* Task objective:
Please copy out every line of the material below word for word, leaving out the pictures.

(Data items)
========================
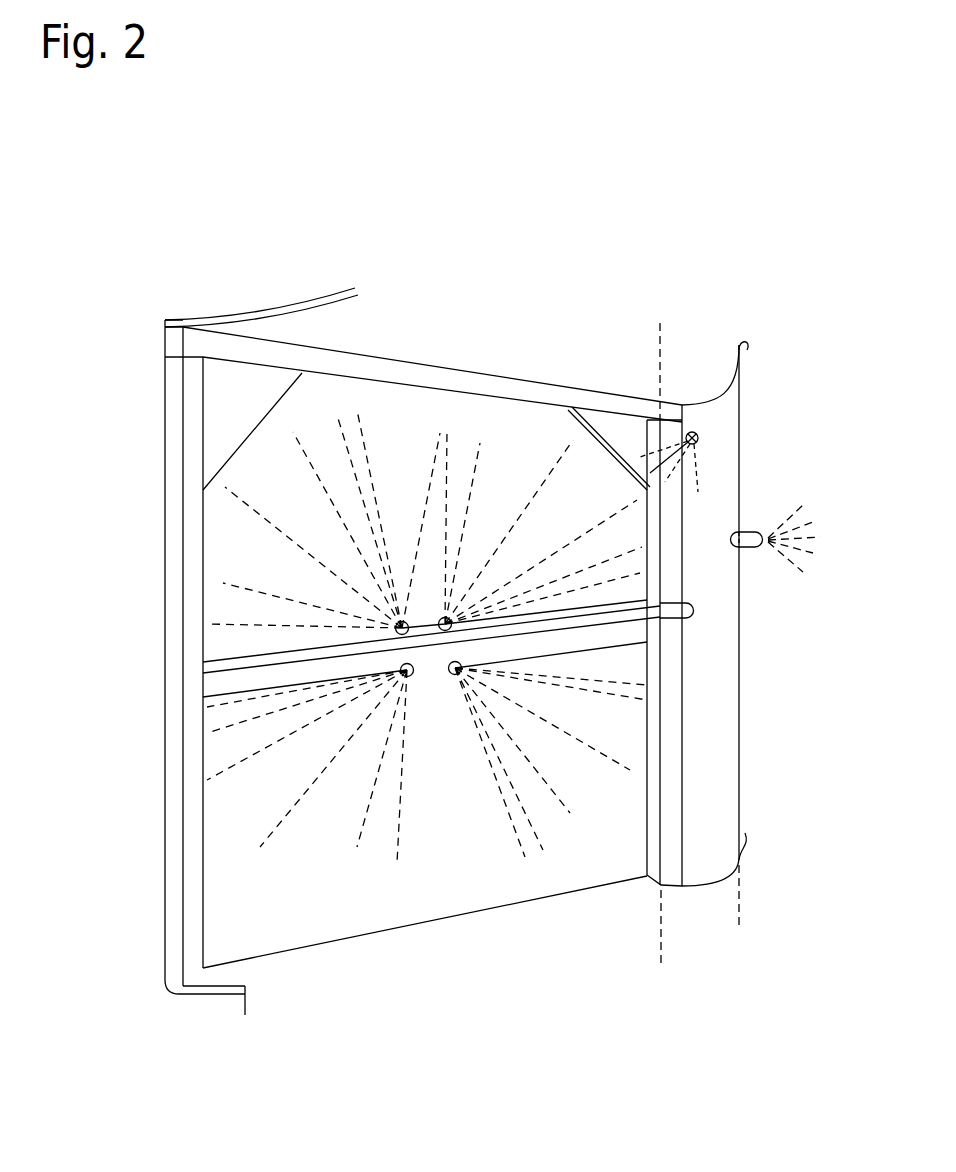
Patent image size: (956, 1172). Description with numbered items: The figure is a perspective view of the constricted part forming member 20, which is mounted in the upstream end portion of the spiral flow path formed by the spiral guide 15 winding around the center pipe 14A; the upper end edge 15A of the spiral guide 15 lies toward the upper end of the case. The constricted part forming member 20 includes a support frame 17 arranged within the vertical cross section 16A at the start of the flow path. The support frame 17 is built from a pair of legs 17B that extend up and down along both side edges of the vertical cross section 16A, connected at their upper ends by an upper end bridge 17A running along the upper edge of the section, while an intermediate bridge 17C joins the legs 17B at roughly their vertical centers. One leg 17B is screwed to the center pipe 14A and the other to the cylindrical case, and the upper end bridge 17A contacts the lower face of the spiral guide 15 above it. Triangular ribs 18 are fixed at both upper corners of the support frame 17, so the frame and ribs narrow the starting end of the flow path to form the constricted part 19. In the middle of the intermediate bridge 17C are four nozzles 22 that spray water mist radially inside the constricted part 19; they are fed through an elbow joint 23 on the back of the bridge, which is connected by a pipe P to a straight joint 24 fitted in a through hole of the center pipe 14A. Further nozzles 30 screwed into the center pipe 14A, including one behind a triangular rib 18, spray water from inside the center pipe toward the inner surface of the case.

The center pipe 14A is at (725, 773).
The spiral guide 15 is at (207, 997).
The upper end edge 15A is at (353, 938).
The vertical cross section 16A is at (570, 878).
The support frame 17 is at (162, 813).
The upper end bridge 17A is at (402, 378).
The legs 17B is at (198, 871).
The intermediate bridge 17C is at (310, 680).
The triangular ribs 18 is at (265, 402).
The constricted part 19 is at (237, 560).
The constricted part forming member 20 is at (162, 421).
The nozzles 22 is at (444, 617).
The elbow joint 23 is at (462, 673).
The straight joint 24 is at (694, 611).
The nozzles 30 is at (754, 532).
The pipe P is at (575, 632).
========================
* Answer in full:
Patent image size: (956, 1172). Description with numbered items: The figure is a perspective view of the constricted part forming member 20, which is mounted in the upstream end portion of the spiral flow path formed by the spiral guide 15 winding around the center pipe 14A; the upper end edge 15A of the spiral guide 15 lies toward the upper end of the case. The constricted part forming member 20 includes a support frame 17 arranged within the vertical cross section 16A at the start of the flow path. The support frame 17 is built from a pair of legs 17B that extend up and down along both side edges of the vertical cross section 16A, connected at their upper ends by an upper end bridge 17A running along the upper edge of the section, while an intermediate bridge 17C joins the legs 17B at roughly their vertical centers. One leg 17B is screwed to the center pipe 14A and the other to the cylindrical case, and the upper end bridge 17A contacts the lower face of the spiral guide 15 above it. Triangular ribs 18 are fixed at both upper corners of the support frame 17, so the frame and ribs narrow the starting end of the flow path to form the constricted part 19. In the middle of the intermediate bridge 17C are four nozzles 22 that spray water mist radially inside the constricted part 19; they are fed through an elbow joint 23 on the back of the bridge, which is connected by a pipe P to a straight joint 24 fitted in a through hole of the center pipe 14A. Further nozzles 30 screwed into the center pipe 14A, including one behind a triangular rib 18, spray water from inside the center pipe toward the inner surface of the case.

The center pipe 14A is at (725, 773).
The spiral guide 15 is at (207, 997).
The upper end edge 15A is at (353, 938).
The vertical cross section 16A is at (570, 878).
The support frame 17 is at (162, 813).
The upper end bridge 17A is at (402, 378).
The legs 17B is at (198, 871).
The intermediate bridge 17C is at (310, 680).
The triangular ribs 18 is at (265, 402).
The constricted part 19 is at (237, 560).
The constricted part forming member 20 is at (162, 421).
The nozzles 22 is at (444, 617).
The elbow joint 23 is at (462, 673).
The straight joint 24 is at (694, 611).
The nozzles 30 is at (754, 532).
The pipe P is at (575, 632).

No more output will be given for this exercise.